--- Source records ---

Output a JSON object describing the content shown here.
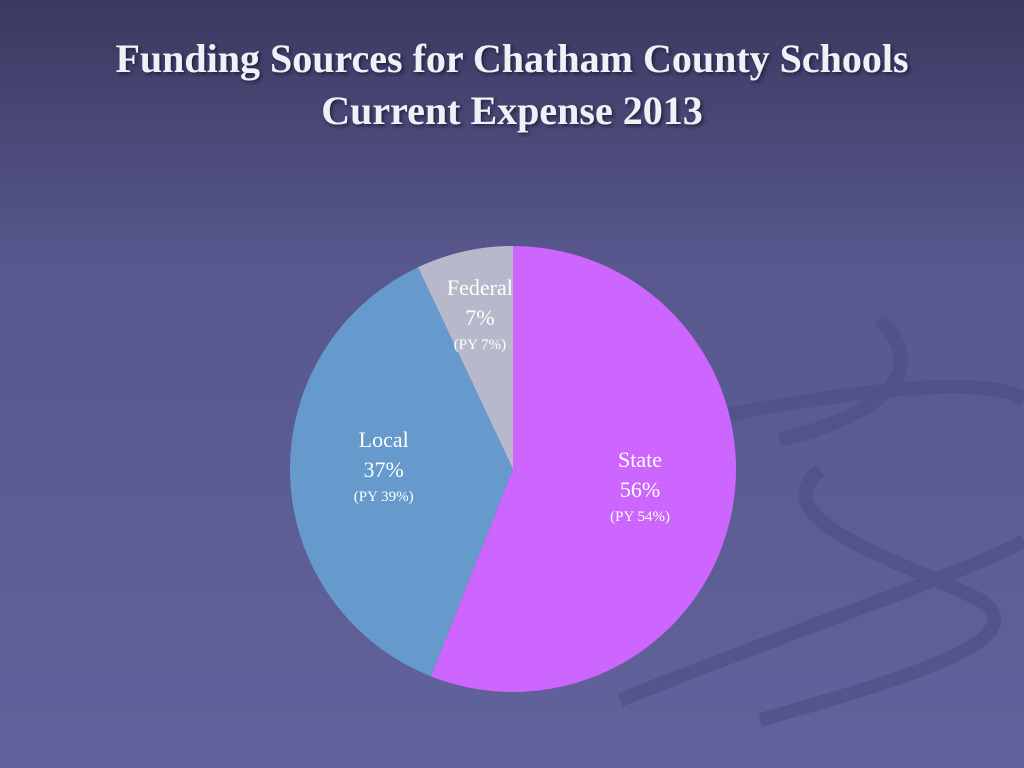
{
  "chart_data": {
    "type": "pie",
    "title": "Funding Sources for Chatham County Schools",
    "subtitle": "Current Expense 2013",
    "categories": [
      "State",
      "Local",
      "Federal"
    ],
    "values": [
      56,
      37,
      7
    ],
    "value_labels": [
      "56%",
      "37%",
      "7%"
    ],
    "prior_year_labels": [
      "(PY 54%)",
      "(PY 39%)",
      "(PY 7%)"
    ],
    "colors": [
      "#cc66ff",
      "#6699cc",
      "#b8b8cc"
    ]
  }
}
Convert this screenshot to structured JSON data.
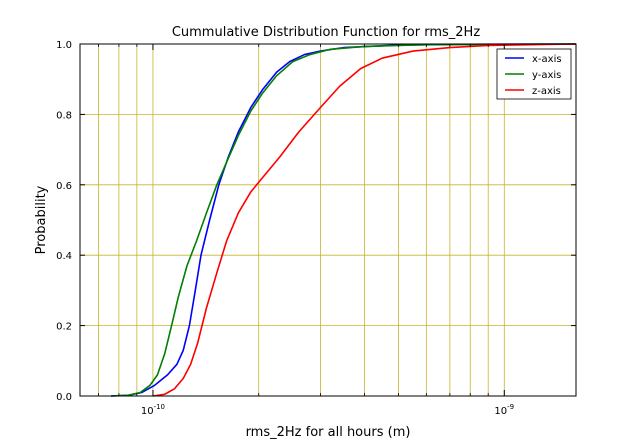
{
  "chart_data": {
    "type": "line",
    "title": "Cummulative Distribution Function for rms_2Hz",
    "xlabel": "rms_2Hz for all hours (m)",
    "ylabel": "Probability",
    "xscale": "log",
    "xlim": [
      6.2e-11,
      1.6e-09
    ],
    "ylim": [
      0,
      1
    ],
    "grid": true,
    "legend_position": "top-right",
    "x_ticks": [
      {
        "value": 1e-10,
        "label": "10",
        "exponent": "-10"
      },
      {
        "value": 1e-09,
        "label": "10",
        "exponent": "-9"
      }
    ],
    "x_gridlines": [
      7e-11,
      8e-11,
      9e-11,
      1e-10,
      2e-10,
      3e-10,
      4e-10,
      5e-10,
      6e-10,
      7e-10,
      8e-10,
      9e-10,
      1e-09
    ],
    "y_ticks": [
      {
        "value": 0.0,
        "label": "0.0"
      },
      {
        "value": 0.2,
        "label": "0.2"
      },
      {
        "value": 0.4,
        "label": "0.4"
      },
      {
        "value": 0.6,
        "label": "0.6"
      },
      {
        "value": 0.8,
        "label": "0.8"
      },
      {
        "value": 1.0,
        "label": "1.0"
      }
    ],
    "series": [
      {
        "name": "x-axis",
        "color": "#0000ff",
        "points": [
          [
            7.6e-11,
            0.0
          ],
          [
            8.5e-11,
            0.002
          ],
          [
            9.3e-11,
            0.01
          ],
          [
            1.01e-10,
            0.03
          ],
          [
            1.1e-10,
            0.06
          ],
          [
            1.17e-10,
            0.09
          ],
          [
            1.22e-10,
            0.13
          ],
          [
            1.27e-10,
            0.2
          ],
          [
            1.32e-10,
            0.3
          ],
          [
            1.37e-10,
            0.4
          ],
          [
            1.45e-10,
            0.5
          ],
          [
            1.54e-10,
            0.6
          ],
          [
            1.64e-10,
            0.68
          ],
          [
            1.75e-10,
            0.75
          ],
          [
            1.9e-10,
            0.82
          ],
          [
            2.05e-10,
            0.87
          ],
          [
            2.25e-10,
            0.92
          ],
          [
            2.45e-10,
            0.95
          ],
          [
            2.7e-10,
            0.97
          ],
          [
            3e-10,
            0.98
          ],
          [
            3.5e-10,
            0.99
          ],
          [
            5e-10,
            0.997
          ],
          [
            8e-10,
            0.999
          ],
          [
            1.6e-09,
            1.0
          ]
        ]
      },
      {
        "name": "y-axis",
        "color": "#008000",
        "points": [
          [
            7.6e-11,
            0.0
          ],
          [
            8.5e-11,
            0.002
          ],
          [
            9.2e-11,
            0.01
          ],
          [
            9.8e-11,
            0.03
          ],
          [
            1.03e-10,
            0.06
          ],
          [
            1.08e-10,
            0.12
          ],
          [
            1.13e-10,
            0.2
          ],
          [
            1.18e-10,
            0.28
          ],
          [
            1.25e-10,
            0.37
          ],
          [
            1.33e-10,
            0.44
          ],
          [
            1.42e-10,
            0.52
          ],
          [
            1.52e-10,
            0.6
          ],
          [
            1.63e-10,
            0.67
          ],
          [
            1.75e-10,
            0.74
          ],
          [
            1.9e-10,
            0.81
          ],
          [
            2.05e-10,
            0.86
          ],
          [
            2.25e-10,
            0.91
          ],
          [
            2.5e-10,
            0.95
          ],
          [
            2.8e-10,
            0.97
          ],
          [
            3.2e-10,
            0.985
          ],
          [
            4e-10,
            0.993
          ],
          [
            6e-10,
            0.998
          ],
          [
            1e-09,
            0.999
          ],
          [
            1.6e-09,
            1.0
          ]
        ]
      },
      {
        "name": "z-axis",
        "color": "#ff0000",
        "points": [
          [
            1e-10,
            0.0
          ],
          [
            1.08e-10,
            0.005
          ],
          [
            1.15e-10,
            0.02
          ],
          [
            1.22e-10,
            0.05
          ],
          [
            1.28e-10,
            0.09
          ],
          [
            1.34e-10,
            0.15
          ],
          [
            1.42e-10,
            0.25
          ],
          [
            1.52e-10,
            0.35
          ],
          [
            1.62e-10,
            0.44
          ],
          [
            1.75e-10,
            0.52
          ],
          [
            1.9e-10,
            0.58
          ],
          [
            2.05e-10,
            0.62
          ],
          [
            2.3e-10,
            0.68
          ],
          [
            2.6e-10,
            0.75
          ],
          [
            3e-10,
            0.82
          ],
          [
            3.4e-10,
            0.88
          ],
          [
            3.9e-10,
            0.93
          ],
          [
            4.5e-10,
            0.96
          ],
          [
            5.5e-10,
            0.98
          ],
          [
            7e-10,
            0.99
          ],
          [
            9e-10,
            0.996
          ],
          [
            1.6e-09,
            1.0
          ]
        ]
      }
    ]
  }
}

---
--- Source records ---

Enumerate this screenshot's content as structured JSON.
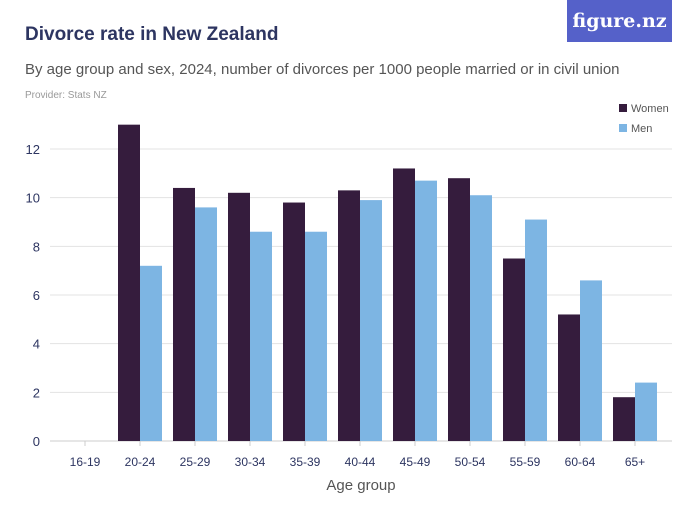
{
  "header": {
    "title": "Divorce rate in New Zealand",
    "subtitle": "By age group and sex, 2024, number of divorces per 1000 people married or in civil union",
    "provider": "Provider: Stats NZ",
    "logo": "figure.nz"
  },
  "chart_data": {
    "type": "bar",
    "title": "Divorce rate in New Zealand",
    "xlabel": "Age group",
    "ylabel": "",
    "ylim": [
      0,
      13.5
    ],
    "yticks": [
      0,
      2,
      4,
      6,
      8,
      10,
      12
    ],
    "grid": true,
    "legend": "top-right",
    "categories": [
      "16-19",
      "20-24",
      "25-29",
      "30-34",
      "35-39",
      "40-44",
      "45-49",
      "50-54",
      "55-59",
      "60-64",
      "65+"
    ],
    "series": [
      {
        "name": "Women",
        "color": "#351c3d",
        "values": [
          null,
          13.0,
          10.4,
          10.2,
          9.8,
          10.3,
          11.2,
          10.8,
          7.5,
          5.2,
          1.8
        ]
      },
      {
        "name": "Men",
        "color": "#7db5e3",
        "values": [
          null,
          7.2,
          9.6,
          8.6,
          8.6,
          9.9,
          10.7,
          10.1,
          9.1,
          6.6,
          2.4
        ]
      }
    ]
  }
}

---
--- Source records ---

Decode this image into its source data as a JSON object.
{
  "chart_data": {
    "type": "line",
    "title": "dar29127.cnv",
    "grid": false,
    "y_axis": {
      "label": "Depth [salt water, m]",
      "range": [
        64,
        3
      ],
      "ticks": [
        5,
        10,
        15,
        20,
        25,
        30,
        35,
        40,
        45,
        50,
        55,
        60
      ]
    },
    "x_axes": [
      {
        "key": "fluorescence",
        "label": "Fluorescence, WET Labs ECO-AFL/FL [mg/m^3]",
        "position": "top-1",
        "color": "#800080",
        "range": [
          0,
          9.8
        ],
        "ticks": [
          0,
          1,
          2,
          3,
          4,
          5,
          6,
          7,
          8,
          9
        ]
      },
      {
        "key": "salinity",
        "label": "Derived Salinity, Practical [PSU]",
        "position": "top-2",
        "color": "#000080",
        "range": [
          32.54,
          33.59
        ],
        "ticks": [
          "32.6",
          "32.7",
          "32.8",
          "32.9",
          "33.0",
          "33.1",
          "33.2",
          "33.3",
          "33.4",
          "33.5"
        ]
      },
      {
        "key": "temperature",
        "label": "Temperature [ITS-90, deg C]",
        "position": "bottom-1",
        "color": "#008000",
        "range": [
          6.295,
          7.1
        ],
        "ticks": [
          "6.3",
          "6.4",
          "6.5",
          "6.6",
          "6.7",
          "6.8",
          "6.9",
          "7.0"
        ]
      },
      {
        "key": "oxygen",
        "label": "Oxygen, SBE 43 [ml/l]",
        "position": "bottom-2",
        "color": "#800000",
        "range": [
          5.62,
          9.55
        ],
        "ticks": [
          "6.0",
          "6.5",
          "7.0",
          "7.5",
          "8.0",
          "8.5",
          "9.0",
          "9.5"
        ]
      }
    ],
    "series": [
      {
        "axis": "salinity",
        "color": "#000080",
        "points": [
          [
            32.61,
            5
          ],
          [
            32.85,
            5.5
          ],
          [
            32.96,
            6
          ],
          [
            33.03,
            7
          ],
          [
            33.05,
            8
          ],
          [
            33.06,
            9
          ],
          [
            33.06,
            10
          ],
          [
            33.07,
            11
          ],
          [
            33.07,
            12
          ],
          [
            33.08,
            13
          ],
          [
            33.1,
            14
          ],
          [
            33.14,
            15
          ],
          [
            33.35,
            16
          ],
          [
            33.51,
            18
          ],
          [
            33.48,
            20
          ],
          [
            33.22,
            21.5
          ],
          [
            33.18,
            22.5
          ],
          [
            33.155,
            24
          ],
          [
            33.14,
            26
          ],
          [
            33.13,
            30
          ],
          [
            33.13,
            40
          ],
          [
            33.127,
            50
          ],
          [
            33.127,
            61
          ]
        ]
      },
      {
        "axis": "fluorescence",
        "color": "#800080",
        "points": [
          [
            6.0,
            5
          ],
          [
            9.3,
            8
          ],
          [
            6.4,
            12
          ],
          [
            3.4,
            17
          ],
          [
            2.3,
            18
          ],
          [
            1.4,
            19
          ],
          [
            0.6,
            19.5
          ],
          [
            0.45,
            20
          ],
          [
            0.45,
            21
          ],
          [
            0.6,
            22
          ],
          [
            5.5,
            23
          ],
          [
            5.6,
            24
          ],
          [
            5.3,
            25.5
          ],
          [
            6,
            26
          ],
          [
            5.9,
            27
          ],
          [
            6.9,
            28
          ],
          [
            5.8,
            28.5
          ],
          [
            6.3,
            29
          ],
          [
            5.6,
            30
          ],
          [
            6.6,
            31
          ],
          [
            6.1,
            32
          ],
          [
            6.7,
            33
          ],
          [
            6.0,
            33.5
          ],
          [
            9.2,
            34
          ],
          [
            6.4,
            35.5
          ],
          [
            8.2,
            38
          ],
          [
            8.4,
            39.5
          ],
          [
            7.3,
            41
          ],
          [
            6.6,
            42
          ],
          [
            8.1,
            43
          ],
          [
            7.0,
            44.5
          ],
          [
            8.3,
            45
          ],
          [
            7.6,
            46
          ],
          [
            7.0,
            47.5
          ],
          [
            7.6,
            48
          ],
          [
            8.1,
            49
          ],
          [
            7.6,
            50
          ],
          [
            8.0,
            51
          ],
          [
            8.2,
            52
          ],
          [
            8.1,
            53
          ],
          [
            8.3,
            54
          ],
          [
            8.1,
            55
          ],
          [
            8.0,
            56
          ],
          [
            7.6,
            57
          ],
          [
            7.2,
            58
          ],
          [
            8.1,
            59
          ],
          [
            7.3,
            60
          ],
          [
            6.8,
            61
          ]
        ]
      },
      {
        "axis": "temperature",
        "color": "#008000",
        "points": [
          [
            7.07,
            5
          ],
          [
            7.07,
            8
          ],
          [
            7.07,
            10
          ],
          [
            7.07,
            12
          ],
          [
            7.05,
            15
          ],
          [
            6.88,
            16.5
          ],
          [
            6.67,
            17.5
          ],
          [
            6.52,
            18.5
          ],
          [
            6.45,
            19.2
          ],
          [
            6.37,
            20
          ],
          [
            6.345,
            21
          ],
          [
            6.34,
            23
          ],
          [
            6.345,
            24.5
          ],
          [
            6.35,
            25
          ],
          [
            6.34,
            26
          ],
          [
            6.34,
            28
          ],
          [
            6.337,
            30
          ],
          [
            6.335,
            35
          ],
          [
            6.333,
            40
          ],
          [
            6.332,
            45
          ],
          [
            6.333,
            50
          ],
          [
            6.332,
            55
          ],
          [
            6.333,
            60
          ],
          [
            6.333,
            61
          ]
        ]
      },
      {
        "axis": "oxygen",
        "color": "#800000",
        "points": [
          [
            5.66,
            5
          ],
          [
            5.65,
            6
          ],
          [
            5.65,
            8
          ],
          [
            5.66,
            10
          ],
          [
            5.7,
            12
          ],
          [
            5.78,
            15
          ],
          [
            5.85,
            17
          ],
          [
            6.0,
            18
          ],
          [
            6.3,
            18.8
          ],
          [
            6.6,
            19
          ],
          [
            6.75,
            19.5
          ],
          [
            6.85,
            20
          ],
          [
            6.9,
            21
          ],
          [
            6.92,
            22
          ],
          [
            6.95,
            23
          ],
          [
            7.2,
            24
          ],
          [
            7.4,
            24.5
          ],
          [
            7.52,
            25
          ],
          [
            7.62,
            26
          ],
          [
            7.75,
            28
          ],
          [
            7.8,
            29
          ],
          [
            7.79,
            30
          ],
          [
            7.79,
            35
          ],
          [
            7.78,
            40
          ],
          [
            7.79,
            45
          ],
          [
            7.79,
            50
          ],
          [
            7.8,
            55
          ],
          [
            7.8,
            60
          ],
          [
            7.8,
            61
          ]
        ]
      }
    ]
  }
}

---

*Task directions*.
In the listing, find every line containing the word "this" and list it.

*Full output*.
Convert this screenshot to structured JSON data.
Enumerate this screenshot's content as structured JSON.
Decode this image into its source data as a JSON object.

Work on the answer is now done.